▶ GIVEN ENTRIES
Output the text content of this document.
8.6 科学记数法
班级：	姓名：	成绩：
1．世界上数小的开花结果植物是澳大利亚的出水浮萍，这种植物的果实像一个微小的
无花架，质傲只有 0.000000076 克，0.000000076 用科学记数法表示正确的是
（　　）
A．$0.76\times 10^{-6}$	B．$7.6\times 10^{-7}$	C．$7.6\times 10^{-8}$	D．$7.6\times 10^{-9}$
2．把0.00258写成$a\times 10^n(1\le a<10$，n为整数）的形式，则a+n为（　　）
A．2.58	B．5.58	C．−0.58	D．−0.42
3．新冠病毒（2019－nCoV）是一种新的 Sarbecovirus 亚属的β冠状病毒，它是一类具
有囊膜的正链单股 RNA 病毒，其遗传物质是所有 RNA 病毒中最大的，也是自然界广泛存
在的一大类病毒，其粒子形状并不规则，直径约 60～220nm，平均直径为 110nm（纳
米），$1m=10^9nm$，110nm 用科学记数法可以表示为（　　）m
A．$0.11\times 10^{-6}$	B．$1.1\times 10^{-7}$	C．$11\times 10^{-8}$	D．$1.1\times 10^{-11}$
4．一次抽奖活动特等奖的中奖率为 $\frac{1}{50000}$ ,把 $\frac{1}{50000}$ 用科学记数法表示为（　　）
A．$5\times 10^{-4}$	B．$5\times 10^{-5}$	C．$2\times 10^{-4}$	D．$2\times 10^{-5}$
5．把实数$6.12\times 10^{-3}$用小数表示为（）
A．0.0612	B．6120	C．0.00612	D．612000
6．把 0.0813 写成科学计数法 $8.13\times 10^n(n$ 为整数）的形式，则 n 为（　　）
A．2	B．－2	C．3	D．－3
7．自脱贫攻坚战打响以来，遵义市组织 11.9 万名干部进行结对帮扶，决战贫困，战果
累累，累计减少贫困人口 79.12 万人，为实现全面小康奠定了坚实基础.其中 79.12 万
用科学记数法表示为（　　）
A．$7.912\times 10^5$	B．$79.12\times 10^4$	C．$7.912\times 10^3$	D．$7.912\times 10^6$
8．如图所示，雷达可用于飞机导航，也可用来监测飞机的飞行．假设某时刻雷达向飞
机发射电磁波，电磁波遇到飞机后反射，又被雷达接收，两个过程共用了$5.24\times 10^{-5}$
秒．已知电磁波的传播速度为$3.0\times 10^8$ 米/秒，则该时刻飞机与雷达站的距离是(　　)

--

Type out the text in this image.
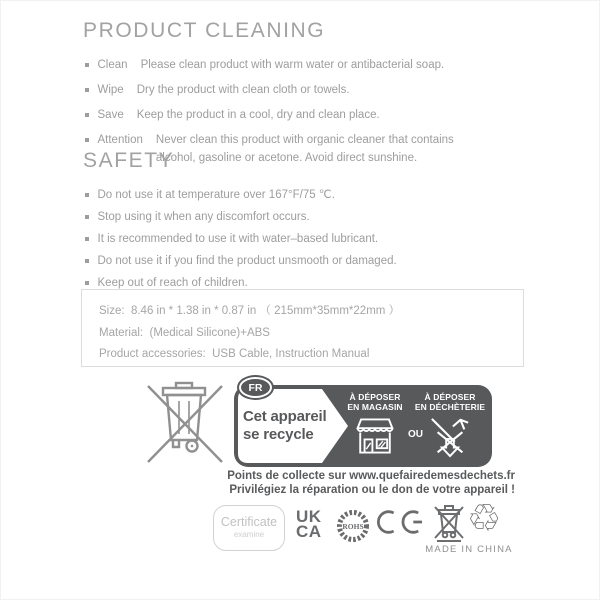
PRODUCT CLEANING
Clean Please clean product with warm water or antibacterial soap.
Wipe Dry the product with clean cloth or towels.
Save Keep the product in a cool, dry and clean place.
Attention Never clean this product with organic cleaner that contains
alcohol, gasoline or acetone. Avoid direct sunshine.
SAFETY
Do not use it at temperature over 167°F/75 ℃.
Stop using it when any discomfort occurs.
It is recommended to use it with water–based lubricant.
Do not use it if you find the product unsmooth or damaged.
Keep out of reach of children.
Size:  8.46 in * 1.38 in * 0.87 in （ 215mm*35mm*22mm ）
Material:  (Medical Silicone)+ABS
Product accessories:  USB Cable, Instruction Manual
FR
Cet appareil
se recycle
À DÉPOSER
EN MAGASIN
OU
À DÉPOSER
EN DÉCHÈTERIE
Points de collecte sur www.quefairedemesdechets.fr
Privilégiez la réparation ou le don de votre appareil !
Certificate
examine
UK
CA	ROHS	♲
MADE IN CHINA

▶ WHAT IS BEING ASKED
Search the entries for the word "this" and copy every line that has it.

▶ RESPONSE AREA
Output the text content of this document.
Type out the text in this image.
Attention Never clean this product with organic cleaner that contains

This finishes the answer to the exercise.